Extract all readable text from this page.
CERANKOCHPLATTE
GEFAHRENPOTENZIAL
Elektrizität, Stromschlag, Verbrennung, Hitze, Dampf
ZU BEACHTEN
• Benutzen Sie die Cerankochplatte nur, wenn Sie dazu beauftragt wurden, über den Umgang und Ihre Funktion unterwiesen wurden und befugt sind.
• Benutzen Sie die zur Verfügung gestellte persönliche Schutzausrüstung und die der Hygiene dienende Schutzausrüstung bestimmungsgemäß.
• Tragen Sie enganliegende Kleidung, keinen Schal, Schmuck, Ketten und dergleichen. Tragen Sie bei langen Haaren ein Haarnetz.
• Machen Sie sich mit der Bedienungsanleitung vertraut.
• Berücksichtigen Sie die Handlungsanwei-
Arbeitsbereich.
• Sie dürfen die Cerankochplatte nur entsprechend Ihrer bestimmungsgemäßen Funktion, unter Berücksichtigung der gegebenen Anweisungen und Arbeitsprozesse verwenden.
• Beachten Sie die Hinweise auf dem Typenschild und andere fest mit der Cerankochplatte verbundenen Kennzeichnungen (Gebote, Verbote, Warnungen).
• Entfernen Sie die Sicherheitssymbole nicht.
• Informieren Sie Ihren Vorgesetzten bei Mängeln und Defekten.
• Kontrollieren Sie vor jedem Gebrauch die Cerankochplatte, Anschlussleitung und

■ Exercise directions
In the records above, how many lines include the string "Benutzen"? Answer with only the number.

■ Solution
2